▸ Page excerpt:
######

The volume of data sloshing around medical practices grows every day, creating an ever-growing reservoir of information that also expands the surface for potential cyberattacks, says Matthew Bernstein, information governance strategist at consulting firm Bernstein Data.
Information governance is frequently limited to data within the electronic medical records system of a hospital or other healthcare entity.
But electronic medical records aren’t the only place for protected health information regulated under HIPAA.
“We find that PHI is also pervasively in other systems, including file shares, email – in records of all divisions, particularly finance, procurement, and others,” he says. Those responsible for information governance within hospitals often do not realize that PHI has “escaped” the EMR systems, he says in an interview with Information Security Media Group.
‘Fragmented’ Governance
In other cases, information governance ownership is “fragmented” at healthcare entities, as well as organizations in other industries, he says.
“There’s often not a person bringing this all together across the enterprise saying … ‘this is what we need to retain,” in consideration of privacy issues and applicable laws, he says.
Enterprises often hold onto data merely out of an expectation one day it might be valuable. “Storage is cheap and no one has a retention schedule that covers the enterprise,” he says.
“No one gets rid of it. So, the legacy data that might get exposed in a cyber incident just grows and grows.”
In the interview (see audio link below photo), Bernstein also discusses:
- The security risks involving patient PHI and other sensitive information contained in email;
- Steps to better protect and manage various types of legacy data from potential compromises;
- Why many CISOs “by default” often end up responsible for information governance duties at their organizations.
Bernstein, who is founder and information governance strategist at consulting firm Bernstein Data, led information management practices in various global financial services businesses at Deutsche Bank for more than 20 years. Before launching Bernstein Data he was head of group information and records management at Deutsche Bank, with global responsibility for records management, archiving, and eDiscovery operations.

######

▸ Given information:

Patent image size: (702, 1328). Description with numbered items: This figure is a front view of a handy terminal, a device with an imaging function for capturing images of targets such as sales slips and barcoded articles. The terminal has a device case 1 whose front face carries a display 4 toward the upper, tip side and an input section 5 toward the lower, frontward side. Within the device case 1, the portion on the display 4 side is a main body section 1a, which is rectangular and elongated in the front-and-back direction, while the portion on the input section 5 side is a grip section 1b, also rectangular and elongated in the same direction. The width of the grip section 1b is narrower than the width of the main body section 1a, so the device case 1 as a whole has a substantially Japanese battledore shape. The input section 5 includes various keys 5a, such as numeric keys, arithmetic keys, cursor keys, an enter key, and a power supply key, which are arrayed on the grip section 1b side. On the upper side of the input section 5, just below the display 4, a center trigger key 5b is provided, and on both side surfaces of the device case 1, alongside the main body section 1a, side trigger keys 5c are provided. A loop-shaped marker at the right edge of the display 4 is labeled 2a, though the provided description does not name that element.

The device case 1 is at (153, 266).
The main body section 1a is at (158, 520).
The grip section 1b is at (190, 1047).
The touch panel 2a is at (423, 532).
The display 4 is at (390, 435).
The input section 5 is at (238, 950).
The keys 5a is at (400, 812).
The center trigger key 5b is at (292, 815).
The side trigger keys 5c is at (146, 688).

######

▸ What you are asked to do:
In the passage from the article on information governance that opens with the words containing "Bernstein, who is" and closes with "and eDiscovery operations.", replace "eDiscovery" with "electronic discovery" and write the passage out again.

▸ Result:
Bernstein, who is founder and information governance strategist at consulting firm Bernstein Data, led information management practices in various global financial services businesses at Deutsche Bank for more than 20 years. Before launching Bernstein Data he was head of group information and records management at Deutsche Bank, with global responsibility for records management, archiving, and electronic discovery operations.